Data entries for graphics
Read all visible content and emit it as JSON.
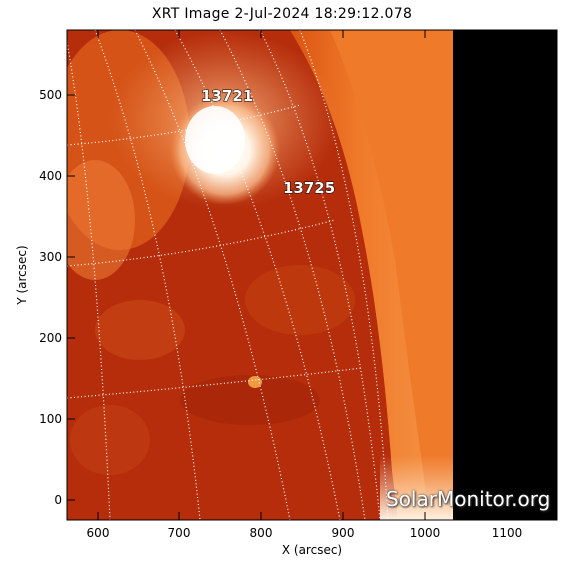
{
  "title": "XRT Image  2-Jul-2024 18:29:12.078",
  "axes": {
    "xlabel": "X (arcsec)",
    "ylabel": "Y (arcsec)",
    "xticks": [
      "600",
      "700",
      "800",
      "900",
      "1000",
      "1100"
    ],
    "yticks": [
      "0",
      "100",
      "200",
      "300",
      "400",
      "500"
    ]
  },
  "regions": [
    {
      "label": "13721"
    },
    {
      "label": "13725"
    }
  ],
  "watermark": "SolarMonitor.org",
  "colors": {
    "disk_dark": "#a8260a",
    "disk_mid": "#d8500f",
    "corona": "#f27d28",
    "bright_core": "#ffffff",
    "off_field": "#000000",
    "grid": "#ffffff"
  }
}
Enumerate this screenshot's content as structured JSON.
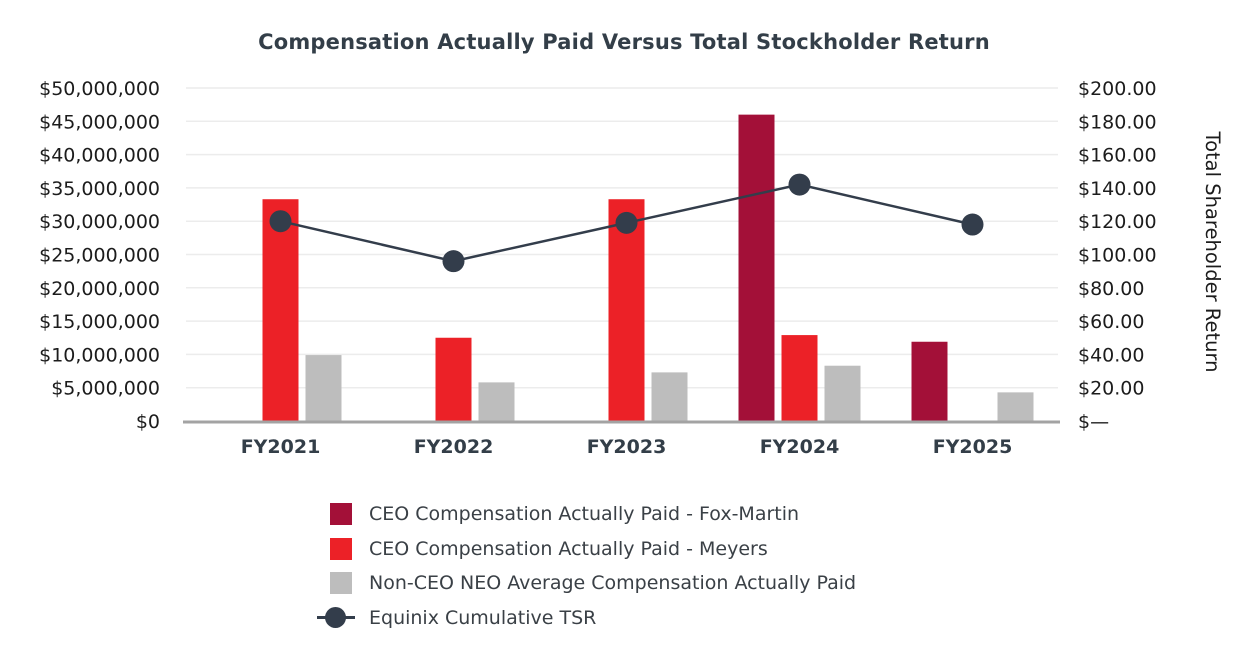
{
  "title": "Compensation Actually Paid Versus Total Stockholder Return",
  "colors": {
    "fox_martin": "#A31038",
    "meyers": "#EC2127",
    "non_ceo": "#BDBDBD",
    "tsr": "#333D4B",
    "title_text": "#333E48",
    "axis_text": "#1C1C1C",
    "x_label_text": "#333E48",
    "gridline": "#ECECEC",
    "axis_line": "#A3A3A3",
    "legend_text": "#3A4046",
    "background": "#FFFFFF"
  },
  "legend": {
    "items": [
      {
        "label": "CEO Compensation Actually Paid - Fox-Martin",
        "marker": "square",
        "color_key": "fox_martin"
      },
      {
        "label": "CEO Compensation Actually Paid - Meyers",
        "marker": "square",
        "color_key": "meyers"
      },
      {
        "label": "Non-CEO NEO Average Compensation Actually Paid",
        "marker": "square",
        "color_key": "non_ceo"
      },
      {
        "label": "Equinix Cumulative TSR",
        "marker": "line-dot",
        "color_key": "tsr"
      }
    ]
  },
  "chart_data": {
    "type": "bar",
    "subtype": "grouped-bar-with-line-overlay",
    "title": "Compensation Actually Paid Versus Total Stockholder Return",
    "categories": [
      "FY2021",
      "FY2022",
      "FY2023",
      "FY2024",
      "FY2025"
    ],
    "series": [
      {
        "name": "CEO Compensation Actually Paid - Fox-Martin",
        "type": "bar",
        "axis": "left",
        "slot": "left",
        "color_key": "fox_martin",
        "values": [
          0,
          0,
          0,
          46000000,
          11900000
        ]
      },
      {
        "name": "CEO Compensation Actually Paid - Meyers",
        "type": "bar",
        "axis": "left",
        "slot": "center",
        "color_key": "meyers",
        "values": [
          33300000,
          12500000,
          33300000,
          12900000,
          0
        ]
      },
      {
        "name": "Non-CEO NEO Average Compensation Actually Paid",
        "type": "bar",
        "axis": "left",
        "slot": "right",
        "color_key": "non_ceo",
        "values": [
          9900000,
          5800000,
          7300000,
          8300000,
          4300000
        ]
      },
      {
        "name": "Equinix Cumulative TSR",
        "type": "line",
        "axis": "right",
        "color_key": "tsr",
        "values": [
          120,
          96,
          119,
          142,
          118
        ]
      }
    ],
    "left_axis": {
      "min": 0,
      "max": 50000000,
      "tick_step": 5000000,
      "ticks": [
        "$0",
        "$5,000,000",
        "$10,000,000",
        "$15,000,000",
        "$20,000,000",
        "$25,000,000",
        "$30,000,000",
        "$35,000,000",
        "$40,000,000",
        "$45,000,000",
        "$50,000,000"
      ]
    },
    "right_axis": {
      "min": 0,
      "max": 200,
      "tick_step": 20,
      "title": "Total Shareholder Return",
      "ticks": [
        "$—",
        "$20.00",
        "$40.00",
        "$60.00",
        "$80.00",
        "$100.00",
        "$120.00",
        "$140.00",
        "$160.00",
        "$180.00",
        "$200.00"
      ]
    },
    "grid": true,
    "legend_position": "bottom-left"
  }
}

...

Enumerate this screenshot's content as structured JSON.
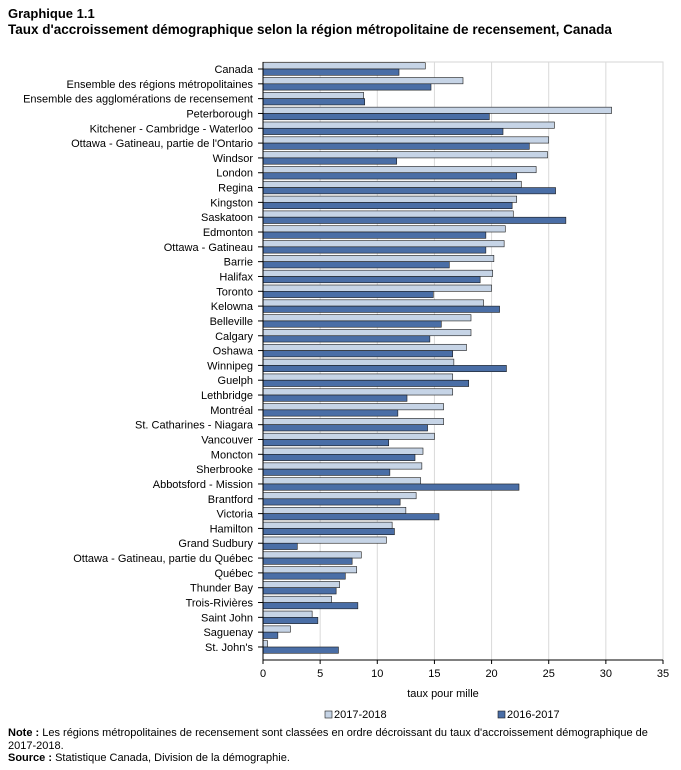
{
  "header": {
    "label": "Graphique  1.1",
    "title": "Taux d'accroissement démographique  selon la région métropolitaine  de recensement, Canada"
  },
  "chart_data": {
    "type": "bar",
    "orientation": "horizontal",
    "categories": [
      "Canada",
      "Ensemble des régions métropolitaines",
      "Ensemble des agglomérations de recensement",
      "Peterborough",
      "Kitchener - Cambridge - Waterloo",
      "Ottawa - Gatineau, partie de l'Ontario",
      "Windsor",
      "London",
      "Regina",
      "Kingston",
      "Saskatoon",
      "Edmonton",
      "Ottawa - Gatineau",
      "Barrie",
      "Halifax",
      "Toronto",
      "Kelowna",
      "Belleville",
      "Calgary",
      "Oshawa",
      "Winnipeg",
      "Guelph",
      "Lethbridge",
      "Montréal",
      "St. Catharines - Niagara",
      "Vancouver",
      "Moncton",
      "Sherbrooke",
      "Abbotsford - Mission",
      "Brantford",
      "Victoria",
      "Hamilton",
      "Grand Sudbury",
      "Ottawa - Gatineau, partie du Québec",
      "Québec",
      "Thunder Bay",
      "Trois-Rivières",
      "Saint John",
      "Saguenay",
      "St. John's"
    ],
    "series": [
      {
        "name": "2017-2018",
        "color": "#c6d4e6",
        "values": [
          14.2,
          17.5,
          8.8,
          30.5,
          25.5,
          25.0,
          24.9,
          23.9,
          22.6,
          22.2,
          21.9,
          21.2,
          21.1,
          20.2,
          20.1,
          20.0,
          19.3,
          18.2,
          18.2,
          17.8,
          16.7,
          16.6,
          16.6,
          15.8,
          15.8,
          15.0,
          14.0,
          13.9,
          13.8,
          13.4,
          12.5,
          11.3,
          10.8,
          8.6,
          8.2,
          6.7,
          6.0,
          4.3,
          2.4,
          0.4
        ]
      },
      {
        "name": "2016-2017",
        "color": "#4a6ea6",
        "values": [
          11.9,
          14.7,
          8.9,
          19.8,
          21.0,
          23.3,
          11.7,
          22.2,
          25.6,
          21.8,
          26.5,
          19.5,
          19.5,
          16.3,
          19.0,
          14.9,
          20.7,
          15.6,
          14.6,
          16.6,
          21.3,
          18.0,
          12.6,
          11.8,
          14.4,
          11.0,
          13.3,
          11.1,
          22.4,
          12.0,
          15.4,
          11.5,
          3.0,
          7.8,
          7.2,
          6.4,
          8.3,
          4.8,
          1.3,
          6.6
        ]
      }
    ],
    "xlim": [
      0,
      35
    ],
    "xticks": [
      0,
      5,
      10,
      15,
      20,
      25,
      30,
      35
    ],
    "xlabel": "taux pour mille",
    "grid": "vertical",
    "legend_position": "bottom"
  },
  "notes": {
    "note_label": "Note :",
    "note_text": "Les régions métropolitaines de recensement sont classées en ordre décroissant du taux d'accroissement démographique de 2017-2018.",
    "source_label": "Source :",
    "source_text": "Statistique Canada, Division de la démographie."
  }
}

---

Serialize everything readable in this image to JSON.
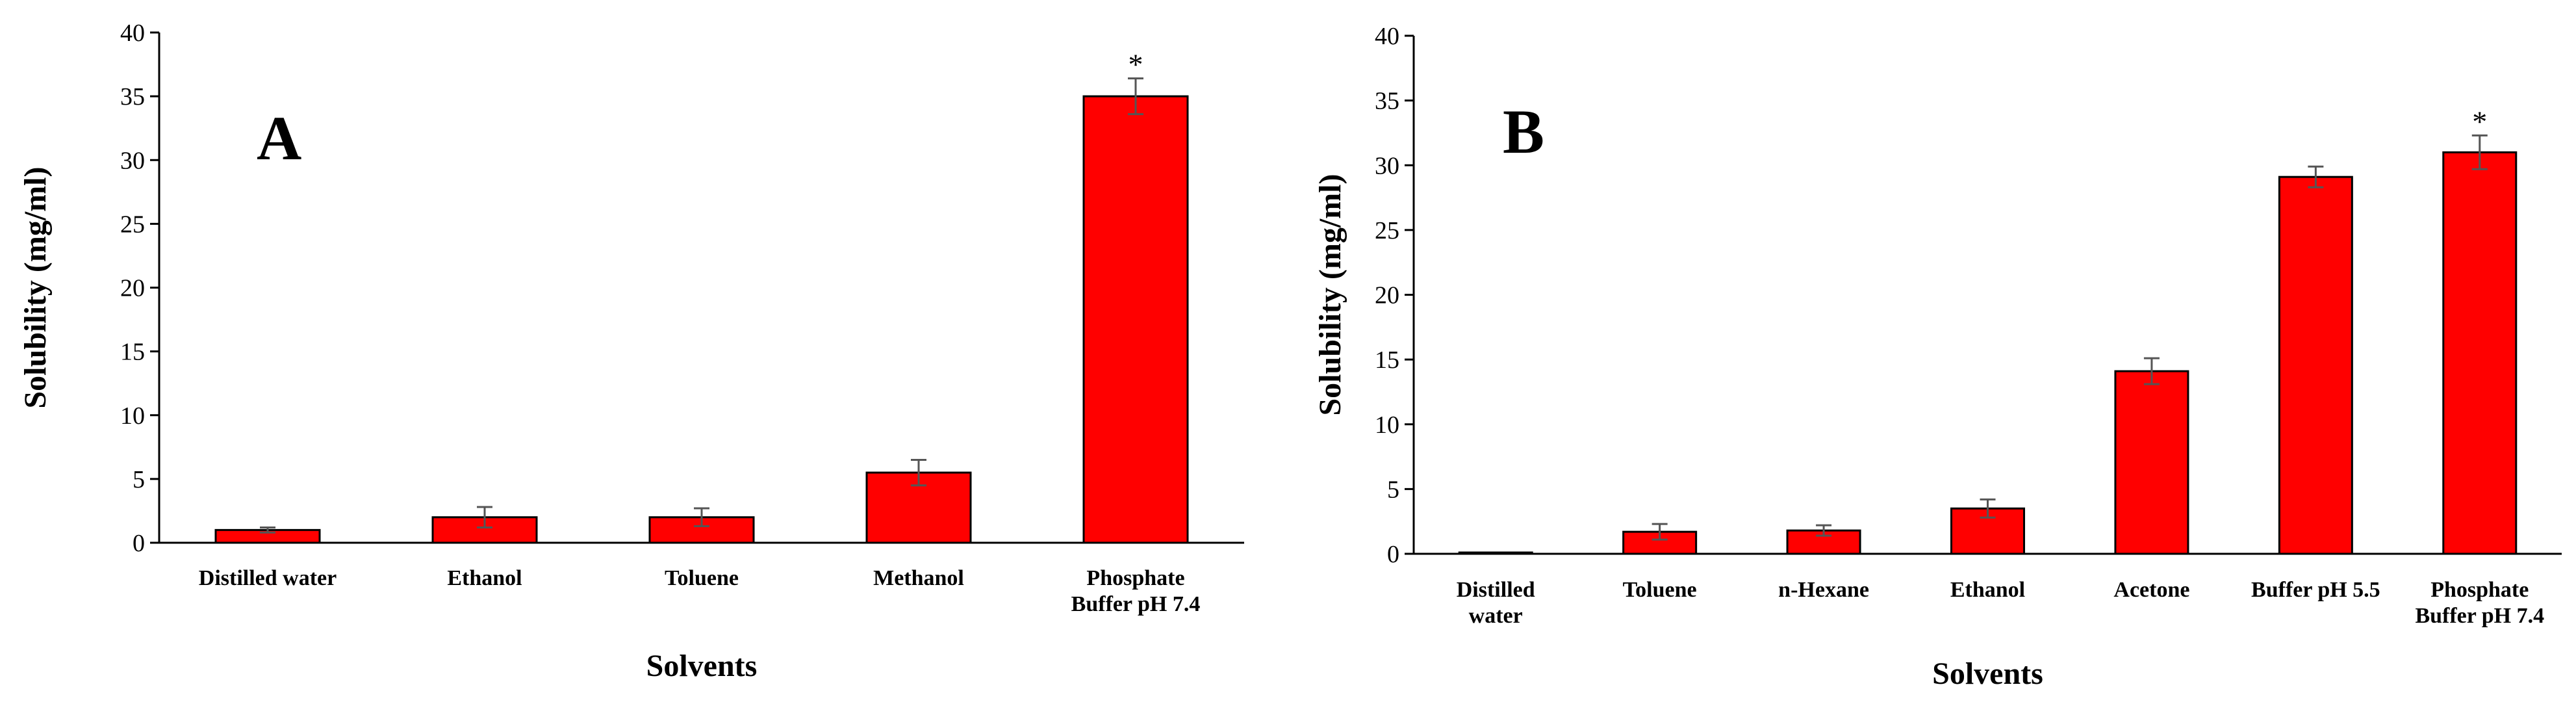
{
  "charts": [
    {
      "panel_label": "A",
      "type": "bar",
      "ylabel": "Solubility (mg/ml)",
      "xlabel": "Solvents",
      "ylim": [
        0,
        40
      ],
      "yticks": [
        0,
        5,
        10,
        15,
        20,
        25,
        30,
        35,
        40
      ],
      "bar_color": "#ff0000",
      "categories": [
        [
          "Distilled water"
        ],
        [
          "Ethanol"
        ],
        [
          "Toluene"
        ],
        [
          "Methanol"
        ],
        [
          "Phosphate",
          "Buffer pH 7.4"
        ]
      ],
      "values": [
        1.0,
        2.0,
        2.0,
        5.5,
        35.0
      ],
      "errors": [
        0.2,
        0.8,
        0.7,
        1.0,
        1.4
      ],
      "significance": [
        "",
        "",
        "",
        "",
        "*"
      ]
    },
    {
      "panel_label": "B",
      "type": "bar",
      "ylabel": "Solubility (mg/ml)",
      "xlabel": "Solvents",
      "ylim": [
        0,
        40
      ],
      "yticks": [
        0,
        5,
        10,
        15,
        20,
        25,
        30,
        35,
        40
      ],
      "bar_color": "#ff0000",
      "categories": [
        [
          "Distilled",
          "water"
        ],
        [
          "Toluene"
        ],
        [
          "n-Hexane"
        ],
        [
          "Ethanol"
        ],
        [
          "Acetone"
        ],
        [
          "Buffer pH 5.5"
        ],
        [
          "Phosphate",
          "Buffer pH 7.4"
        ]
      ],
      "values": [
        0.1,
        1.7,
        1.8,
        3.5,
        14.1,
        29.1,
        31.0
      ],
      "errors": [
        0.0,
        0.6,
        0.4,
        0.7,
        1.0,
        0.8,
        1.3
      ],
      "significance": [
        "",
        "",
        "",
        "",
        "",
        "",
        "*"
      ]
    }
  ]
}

## Instructions to follow
In the records above, tally the lines where the word "Total" appears, and give the number and nothing else.

## Solution below
3